**Stated goal:**
Keep only the lines that hold the string "note", filtering out the rest of the entries below.

═════ Given entries

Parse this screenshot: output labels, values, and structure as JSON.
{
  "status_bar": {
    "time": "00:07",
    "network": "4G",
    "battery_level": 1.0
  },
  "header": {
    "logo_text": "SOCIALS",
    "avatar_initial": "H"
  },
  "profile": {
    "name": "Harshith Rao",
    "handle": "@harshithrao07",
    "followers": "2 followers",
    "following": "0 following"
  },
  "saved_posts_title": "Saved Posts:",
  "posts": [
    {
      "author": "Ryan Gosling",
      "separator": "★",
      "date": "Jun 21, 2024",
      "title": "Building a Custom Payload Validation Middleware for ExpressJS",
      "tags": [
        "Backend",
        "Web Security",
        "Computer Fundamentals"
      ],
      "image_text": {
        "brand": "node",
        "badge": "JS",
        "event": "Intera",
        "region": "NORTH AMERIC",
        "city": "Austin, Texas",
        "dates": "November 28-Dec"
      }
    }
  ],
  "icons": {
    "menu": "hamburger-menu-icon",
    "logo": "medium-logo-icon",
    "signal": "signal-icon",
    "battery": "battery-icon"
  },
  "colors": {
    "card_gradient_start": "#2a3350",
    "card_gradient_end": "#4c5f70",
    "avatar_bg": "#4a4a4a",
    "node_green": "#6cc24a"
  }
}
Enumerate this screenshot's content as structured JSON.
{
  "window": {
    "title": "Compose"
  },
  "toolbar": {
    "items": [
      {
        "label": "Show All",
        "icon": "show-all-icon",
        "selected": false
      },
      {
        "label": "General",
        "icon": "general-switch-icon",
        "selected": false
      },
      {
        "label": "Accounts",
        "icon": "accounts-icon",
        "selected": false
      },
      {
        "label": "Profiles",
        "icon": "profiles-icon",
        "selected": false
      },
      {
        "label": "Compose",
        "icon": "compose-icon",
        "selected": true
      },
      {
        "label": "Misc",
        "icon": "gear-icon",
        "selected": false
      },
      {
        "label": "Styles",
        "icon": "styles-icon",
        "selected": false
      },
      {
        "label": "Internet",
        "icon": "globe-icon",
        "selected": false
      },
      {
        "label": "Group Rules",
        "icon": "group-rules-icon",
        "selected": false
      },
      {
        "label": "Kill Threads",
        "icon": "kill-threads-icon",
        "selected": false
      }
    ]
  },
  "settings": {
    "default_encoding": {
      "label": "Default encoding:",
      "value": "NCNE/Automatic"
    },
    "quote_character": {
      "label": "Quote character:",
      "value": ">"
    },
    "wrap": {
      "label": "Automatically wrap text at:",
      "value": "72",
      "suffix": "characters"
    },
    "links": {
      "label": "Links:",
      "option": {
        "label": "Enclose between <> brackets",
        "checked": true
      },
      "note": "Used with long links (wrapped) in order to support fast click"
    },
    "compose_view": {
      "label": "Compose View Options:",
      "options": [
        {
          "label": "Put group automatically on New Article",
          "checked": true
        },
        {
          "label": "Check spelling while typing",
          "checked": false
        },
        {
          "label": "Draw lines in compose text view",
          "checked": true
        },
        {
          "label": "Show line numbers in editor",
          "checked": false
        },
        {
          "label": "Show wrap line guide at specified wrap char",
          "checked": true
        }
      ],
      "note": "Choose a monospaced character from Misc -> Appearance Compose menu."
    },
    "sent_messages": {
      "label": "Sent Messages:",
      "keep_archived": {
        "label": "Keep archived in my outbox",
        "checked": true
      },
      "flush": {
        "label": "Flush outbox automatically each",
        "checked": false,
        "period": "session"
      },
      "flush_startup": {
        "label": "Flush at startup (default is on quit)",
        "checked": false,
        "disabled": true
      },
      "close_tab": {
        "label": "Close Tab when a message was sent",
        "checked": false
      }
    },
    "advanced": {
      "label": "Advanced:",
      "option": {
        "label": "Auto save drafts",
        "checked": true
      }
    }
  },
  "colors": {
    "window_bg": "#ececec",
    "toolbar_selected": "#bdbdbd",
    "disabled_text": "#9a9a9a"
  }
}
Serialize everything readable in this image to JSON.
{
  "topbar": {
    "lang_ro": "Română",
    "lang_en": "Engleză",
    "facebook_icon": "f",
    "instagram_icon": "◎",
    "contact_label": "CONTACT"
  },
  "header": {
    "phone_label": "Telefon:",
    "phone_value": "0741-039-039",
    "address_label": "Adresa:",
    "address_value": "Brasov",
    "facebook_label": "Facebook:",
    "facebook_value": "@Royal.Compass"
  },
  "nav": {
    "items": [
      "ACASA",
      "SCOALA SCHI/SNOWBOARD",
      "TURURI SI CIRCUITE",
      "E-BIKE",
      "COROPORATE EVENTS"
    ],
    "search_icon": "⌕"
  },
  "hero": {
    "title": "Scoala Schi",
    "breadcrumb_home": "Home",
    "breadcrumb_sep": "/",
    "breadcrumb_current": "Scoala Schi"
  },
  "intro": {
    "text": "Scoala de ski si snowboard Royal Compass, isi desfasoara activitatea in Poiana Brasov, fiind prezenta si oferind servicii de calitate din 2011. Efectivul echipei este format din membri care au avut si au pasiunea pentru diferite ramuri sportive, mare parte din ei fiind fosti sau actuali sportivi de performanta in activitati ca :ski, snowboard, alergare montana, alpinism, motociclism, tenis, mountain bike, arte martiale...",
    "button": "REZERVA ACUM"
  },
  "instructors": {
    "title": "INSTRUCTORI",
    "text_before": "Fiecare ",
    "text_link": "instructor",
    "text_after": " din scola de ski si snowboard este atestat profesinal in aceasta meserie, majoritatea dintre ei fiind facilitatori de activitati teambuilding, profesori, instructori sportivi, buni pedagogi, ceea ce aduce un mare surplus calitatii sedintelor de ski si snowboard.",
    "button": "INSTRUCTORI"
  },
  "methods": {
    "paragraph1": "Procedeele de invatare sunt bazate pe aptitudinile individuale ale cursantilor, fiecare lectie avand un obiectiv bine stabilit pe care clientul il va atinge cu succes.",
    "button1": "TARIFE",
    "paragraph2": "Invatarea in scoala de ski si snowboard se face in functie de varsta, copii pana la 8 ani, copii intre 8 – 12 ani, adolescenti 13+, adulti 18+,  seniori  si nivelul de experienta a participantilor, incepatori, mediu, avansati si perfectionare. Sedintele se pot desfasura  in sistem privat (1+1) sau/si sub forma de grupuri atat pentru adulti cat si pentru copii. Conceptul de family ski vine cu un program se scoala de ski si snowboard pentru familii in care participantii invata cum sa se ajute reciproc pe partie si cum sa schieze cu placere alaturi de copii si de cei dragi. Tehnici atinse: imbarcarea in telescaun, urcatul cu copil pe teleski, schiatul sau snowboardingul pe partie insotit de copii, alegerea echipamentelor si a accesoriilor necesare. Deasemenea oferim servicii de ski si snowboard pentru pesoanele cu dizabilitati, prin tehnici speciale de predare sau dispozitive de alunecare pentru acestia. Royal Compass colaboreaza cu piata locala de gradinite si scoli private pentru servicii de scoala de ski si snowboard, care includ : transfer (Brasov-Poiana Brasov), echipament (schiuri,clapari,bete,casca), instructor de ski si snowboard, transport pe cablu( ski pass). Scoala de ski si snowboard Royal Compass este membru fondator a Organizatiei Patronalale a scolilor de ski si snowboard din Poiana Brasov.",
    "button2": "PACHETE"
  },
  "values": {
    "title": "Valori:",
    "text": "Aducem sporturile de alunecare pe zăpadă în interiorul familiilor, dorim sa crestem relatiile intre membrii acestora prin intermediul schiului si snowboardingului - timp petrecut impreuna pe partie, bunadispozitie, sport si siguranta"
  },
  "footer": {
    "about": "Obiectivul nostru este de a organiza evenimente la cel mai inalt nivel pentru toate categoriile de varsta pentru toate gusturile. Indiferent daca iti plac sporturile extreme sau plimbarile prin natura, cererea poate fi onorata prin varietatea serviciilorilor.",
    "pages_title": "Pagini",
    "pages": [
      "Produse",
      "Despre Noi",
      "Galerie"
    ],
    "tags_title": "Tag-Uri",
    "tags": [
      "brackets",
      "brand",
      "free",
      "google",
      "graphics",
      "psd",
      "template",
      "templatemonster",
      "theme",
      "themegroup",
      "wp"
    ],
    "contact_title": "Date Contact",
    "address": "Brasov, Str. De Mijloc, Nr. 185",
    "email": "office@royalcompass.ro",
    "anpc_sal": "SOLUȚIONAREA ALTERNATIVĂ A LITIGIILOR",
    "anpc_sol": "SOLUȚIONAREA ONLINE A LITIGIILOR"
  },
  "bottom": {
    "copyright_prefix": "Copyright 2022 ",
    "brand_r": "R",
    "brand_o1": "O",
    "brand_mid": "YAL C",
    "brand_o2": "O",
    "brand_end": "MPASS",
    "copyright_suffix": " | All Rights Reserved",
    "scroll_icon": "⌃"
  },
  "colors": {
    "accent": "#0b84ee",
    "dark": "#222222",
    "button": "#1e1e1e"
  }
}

══════════

**Solution to this problem:**
      "note": "Used with long links (wrapped) in order to support fast click"
      "note": "Choose a monospaced character from Misc -> Appearance Compose menu."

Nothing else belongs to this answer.